Go through the records and show each line where the word "scientific" occurs.

--- BEGIN ---

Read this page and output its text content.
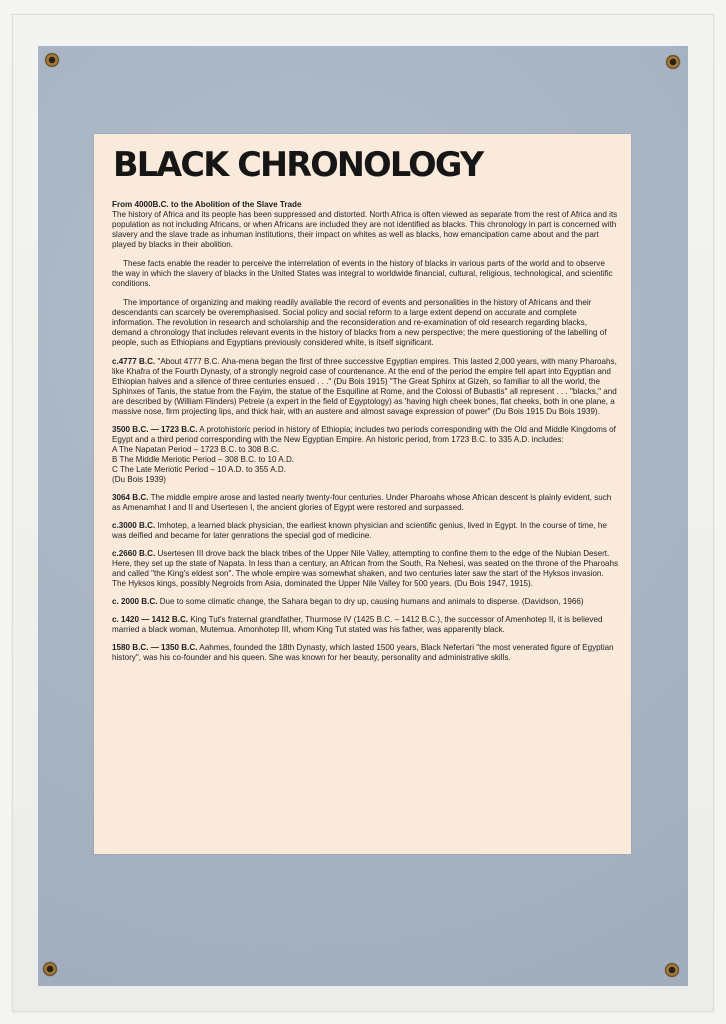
BLACK CHRONOLOGY

From 4000B.C. to the Abolition of the Slave Trade

The history of Africa and its people has been suppressed and distorted. North Africa is often viewed as separate from the rest of Africa and its population as not including Africans, or when Africans are included they are not identified as blacks. This chronology in part is concerned with slavery and the slave trade as inhuman institutions, their impact on whites as well as blacks, how emancipation came about and the part played by blacks in their abolition.

These facts enable the reader to perceive the interrelation of events in the history of blacks in various parts of the world and to observe the way in which the slavery of blacks in the United States was integral to worldwide financial, cultural, religious, technological, and scientific conditions.

The importance of organizing and making readily available the record of events and personalities in the history of Africans and their descendants can scarcely be overemphasised. Social policy and social reform to a large extent depend on accurate and complete information. The revolution in research and scholarship and the reconsideration and re-examination of old research regarding blacks, demand a chronology that includes relevant events in the history of blacks from a new perspective; the mere questioning of the labelling of people, such as Ethiopians and Egyptians previously considered white, is itself significant.

c.4777 B.C. "About 4777 B.C. Aha-mena began the first of three successive Egyptian empires. This lasted 2,000 years, with many Pharoahs, like Khafra of the Fourth Dynasty, of a strongly negroid case of countenance. At the end of the period the empire fell apart into Egyptian and Ethiopian halves and a silence of three centuries ensued . . ." (Du Bois 1915) "The Great Sphinx at Gizeh, so familiar to all the world, the Sphinxes of Tanis, the statue from the Fayim, the statue of the Esquiline at Rome, and the Colossi of Bubastis" all represent . . . "blacks," and are described by (William Flinders) Petreie (a expert in the field of Egyptology) as 'having high cheek bones, flat cheeks, both in one plane, a massive nose, firm projecting lips, and thick hair, with an austere and almost savage expression of power" (Du Bois 1915 Du Bois 1939).

3500 B.C. — 1723 B.C. A protohistoric period in history of Ethiopia; includes two periods corresponding with the Old and Middle Kingdoms of Egypt and a third period corresponding with the New Egyptian Empire. An historic period, from 1723 B.C. to 335 A.D. includes:

A The Napatan Period – 1723 B.C. to 308 B.C.

B The Middle Meriotic Period – 308 B.C. to 10 A.D.

C The Late Meriotic Period – 10 A.D. to 355 A.D.

(Du Bois 1939)

3064 B.C. The middle empire arose and lasted nearly twenty-four centuries. Under Pharoahs whose African descent is plainly evident, such as Amenamhat I and II and Usertesen I, the ancient glories of Egypt were restored and surpassed.

c.3000 B.C. Imhotep, a learned black physician, the earliest known physician and scientific genius, lived in Egypt. In the course of time, he was deified and became for later genrations the special god of medicine.

c.2660 B.C. Usertesen III drove back the black tribes of the Upper Nile Valley, attempting to confine them to the edge of the Nubian Desert. Here, they set up the state of Napata. In less than a century, an African from the South, Ra Nehesi, was seated on the throne of the Pharoahs and called "the King's eldest son". The whole empire was somewhat shaken, and two centuries later saw the start of the Hyksos invasion. The Hyksos kings, possibly Negroids from Asia, dominated the Upper Nile Valley for 500 years. (Du Bois 1947, 1915).

c. 2000 B.C. Due to some climatic change, the Sahara began to dry up, causing humans and animals to disperse. (Davidson, 1966)

c. 1420 — 1412 B.C. King Tut's fraternal grandfather, Thurmose IV (1425 B.C. – 1412 B.C.), the successor of Amenhotep II, it is believed married a black woman, Mutemua. Amonhotep III, whom King Tut stated was his father, was apparently black.

1580 B.C. — 1350 B.C. Aahmes, founded the 18th Dynasty, which lasted 1500 years, Black Nefertari "the most venerated figure of Egyptian history", was his co-founder and his queen. She was known for her beauty, personality and administrative skills.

--- END ---

## Exercise response
These facts enable the reader to perceive the interrelation of events in the history of blacks in various parts of the world and to observe the way in which the slavery of blacks in the United States was integral to worldwide financial, cultural, religious, technological, and scientific conditions.
c.3000 B.C. Imhotep, a learned black physician, the earliest known physician and scientific genius, lived in Egypt. In the course of time, he was deified and became for later genrations the special god of medicine.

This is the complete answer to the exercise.